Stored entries
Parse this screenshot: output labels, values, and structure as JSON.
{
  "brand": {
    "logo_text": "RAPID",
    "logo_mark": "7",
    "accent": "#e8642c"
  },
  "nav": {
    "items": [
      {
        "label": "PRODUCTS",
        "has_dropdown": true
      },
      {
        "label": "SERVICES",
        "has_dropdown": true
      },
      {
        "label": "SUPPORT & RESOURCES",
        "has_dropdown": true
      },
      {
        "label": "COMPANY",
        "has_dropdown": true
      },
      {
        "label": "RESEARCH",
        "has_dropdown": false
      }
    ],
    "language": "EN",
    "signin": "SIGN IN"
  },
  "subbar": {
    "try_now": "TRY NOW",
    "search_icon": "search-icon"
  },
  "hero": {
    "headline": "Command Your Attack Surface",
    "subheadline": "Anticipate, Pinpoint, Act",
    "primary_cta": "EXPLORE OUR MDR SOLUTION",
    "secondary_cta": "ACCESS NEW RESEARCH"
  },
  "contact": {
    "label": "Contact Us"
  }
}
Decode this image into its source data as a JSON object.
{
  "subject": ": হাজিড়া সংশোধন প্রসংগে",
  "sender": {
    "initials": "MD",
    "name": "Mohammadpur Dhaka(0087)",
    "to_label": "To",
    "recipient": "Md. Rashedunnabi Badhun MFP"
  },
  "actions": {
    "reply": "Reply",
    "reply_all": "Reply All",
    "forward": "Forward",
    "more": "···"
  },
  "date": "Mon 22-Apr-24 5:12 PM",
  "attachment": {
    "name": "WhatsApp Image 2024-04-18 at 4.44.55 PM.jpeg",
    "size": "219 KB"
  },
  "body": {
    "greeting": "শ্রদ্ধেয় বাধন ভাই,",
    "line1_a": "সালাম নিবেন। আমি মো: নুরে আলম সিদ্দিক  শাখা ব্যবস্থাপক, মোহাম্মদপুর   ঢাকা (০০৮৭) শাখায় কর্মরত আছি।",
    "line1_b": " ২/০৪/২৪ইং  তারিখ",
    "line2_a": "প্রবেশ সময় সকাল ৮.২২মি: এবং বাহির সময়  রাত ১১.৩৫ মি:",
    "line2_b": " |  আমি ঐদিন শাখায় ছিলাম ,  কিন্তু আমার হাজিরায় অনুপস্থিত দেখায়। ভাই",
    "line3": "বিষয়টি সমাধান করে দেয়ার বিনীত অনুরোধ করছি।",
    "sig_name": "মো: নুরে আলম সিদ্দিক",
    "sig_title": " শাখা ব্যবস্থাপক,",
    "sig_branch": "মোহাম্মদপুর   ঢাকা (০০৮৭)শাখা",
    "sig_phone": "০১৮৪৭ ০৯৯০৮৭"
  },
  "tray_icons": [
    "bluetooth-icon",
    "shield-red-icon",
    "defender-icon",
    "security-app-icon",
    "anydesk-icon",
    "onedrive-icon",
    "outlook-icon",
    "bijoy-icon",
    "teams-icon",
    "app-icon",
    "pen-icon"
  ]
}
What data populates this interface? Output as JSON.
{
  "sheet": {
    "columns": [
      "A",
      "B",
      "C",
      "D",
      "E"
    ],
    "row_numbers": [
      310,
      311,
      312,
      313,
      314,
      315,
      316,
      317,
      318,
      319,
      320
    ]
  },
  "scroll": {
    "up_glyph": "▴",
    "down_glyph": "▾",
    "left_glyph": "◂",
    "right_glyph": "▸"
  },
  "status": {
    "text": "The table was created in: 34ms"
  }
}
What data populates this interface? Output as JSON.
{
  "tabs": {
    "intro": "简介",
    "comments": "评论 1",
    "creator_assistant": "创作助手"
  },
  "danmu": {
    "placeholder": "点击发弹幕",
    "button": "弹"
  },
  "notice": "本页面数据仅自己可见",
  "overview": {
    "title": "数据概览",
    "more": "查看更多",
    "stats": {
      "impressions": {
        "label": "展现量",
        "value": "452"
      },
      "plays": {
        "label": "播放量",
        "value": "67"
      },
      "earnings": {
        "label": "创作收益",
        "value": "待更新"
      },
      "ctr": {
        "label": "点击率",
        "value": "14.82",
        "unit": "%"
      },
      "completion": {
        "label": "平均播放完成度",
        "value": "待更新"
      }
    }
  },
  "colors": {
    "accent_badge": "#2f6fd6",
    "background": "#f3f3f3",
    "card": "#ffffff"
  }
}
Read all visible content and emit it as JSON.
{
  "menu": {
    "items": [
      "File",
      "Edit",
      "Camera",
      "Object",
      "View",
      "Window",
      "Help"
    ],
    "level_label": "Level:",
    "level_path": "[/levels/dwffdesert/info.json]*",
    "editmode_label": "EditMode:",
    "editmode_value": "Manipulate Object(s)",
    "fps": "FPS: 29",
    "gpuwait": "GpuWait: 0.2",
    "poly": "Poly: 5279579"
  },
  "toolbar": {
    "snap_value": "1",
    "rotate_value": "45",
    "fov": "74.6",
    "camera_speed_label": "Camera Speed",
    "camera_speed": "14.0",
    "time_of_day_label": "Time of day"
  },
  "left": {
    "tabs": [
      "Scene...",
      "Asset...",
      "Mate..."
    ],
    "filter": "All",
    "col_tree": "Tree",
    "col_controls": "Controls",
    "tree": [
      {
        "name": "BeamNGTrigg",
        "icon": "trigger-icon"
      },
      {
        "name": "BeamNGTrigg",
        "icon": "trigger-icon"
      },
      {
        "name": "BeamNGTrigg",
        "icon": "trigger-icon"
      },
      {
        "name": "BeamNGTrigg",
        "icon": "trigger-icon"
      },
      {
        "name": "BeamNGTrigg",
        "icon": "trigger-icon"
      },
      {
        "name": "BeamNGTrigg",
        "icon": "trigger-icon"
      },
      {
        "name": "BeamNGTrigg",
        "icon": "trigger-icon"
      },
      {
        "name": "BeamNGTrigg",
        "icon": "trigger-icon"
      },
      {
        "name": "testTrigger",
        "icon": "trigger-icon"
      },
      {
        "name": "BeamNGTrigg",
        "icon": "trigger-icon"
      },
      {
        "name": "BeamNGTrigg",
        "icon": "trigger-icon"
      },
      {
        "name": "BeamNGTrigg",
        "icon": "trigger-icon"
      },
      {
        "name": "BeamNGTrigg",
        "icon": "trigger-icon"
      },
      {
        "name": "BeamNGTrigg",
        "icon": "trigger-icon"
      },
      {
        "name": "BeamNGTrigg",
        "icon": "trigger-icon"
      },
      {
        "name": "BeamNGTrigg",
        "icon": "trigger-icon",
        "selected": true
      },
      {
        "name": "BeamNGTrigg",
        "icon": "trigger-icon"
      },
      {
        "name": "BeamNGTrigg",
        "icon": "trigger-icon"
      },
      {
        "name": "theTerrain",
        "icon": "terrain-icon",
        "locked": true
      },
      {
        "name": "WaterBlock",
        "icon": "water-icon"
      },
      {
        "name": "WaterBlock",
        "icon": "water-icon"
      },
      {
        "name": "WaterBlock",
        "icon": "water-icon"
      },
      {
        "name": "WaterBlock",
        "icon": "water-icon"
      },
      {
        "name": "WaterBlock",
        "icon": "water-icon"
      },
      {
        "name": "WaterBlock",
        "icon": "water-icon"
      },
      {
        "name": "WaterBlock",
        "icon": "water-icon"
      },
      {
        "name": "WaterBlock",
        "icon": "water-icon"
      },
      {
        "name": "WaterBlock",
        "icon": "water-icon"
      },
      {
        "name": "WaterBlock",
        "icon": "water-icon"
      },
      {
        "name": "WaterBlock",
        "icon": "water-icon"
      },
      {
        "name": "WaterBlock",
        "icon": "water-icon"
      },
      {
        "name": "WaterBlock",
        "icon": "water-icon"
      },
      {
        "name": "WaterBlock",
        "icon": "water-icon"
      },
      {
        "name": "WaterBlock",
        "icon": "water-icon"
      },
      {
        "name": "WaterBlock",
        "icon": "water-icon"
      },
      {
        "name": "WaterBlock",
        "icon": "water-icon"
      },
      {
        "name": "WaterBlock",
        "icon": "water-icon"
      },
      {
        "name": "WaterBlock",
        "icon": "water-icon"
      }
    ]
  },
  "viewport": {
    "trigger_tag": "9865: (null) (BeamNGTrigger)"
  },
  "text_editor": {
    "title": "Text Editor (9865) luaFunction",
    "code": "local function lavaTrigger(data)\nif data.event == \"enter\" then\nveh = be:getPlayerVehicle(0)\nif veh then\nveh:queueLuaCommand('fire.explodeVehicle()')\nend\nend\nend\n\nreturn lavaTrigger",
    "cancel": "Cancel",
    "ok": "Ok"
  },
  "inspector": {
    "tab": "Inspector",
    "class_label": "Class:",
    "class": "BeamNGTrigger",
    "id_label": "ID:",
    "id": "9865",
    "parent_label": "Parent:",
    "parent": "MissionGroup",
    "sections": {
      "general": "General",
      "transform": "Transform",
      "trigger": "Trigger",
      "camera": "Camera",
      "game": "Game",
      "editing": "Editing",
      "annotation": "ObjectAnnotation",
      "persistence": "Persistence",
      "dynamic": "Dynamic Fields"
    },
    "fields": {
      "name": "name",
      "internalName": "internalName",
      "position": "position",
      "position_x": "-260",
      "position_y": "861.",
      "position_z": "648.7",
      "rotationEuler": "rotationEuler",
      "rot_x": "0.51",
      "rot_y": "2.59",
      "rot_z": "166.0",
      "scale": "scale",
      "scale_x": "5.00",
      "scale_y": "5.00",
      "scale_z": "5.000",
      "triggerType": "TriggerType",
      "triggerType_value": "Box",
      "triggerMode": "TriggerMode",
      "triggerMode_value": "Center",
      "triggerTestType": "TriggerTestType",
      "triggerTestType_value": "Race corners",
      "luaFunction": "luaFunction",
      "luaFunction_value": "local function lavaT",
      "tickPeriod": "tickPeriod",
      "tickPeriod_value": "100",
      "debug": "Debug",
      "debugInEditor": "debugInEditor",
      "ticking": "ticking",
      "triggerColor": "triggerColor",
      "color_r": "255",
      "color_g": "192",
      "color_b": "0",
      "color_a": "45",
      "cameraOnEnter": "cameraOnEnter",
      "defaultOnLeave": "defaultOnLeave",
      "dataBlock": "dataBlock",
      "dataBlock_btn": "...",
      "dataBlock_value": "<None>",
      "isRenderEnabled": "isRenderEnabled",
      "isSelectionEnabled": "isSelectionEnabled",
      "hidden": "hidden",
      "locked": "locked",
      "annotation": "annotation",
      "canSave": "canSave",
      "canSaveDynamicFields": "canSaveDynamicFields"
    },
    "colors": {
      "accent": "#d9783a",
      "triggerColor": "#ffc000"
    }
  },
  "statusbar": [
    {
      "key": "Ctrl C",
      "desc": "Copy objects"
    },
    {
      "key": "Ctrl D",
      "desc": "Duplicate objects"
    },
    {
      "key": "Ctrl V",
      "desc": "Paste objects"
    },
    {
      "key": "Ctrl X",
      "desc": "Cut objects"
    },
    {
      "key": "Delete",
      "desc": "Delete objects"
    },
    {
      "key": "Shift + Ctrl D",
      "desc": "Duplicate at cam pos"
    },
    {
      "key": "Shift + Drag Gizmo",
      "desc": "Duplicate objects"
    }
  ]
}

AIM OF THE TASK: Where a line contains the string "this", extract that line.

FINAL RESULT:
Parse this screenshot: output labels, values, and structure as JSON.
Decode this image into its source data as a JSON object.
What data populates this interface? Output as JSON.
What data populates this interface? Output as JSON.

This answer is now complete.